_Objective_. You are to retype all of the data exactly as it appears.

-- START Material for this task --

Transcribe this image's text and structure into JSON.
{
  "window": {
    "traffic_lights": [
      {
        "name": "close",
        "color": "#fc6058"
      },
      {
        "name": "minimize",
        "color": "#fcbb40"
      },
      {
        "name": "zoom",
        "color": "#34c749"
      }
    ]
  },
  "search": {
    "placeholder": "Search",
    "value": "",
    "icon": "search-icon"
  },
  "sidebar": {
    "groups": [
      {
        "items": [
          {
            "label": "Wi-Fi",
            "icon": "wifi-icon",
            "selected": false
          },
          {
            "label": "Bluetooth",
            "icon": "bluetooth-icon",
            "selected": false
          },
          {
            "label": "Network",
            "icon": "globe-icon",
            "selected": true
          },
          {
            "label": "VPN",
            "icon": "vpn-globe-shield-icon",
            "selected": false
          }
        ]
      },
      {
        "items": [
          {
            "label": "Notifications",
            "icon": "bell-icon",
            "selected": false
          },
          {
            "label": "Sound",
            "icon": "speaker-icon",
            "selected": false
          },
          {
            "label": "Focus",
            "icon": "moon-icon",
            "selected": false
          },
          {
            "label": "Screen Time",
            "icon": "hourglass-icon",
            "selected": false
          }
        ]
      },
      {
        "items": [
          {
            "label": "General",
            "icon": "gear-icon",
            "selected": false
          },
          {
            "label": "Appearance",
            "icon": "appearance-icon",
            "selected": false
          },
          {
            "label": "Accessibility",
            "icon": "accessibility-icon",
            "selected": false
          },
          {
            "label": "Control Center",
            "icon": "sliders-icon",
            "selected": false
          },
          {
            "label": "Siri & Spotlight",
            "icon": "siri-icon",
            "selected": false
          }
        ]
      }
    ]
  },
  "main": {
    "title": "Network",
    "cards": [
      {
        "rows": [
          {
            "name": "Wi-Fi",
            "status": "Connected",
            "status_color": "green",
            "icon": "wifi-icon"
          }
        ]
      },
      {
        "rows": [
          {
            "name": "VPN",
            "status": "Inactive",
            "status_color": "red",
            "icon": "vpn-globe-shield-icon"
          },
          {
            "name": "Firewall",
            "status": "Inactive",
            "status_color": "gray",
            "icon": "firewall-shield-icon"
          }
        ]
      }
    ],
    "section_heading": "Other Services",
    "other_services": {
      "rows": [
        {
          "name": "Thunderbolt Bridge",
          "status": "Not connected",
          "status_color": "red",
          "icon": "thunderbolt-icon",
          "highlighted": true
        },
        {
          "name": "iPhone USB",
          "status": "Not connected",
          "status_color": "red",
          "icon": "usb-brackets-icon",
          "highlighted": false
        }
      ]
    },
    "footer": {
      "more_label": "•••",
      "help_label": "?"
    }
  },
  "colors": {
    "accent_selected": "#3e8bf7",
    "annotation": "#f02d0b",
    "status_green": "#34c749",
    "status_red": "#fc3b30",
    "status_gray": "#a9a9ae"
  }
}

-- END Material for this task --

_The reply_.
Transcribe this image's text and structure into JSON.
{
  "window": {
    "traffic_lights": [
      {
        "name": "close",
        "color": "#fc6058"
      },
      {
        "name": "minimize",
        "color": "#fcbb40"
      },
      {
        "name": "zoom",
        "color": "#34c749"
      }
    ]
  },
  "search": {
    "placeholder": "Search",
    "value": "",
    "icon": "search-icon"
  },
  "sidebar": {
    "groups": [
      {
        "items": [
          {
            "label": "Wi-Fi",
            "icon": "wifi-icon",
            "selected": false
          },
          {
            "label": "Bluetooth",
            "icon": "bluetooth-icon",
            "selected": false
          },
          {
            "label": "Network",
            "icon": "globe-icon",
            "selected": true
          },
          {
            "label": "VPN",
            "icon": "vpn-globe-shield-icon",
            "selected": false
          }
        ]
      },
      {
        "items": [
          {
            "label": "Notifications",
            "icon": "bell-icon",
            "selected": false
          },
          {
            "label": "Sound",
            "icon": "speaker-icon",
            "selected": false
          },
          {
            "label": "Focus",
            "icon": "moon-icon",
            "selected": false
          },
          {
            "label": "Screen Time",
            "icon": "hourglass-icon",
            "selected": false
          }
        ]
      },
      {
        "items": [
          {
            "label": "General",
            "icon": "gear-icon",
            "selected": false
          },
          {
            "label": "Appearance",
            "icon": "appearance-icon",
            "selected": false
          },
          {
            "label": "Accessibility",
            "icon": "accessibility-icon",
            "selected": false
          },
          {
            "label": "Control Center",
            "icon": "sliders-icon",
            "selected": false
          },
          {
            "label": "Siri & Spotlight",
            "icon": "siri-icon",
            "selected": false
          }
        ]
      }
    ]
  },
  "main": {
    "title": "Network",
    "cards": [
      {
        "rows": [
          {
            "name": "Wi-Fi",
            "status": "Connected",
            "status_color": "green",
            "icon": "wifi-icon"
          }
        ]
      },
      {
        "rows": [
          {
            "name": "VPN",
            "status": "Inactive",
            "status_color": "red",
            "icon": "vpn-globe-shield-icon"
          },
          {
            "name": "Firewall",
            "status": "Inactive",
            "status_color": "gray",
            "icon": "firewall-shield-icon"
          }
        ]
      }
    ],
    "section_heading": "Other Services",
    "other_services": {
      "rows": [
        {
          "name": "Thunderbolt Bridge",
          "status": "Not connected",
          "status_color": "red",
          "icon": "thunderbolt-icon",
          "highlighted": true
        },
        {
          "name": "iPhone USB",
          "status": "Not connected",
          "status_color": "red",
          "icon": "usb-brackets-icon",
          "highlighted": false
        }
      ]
    },
    "footer": {
      "more_label": "•••",
      "help_label": "?"
    }
  },
  "colors": {
    "accent_selected": "#3e8bf7",
    "annotation": "#f02d0b",
    "status_green": "#34c749",
    "status_red": "#fc3b30",
    "status_gray": "#a9a9ae"
  }
}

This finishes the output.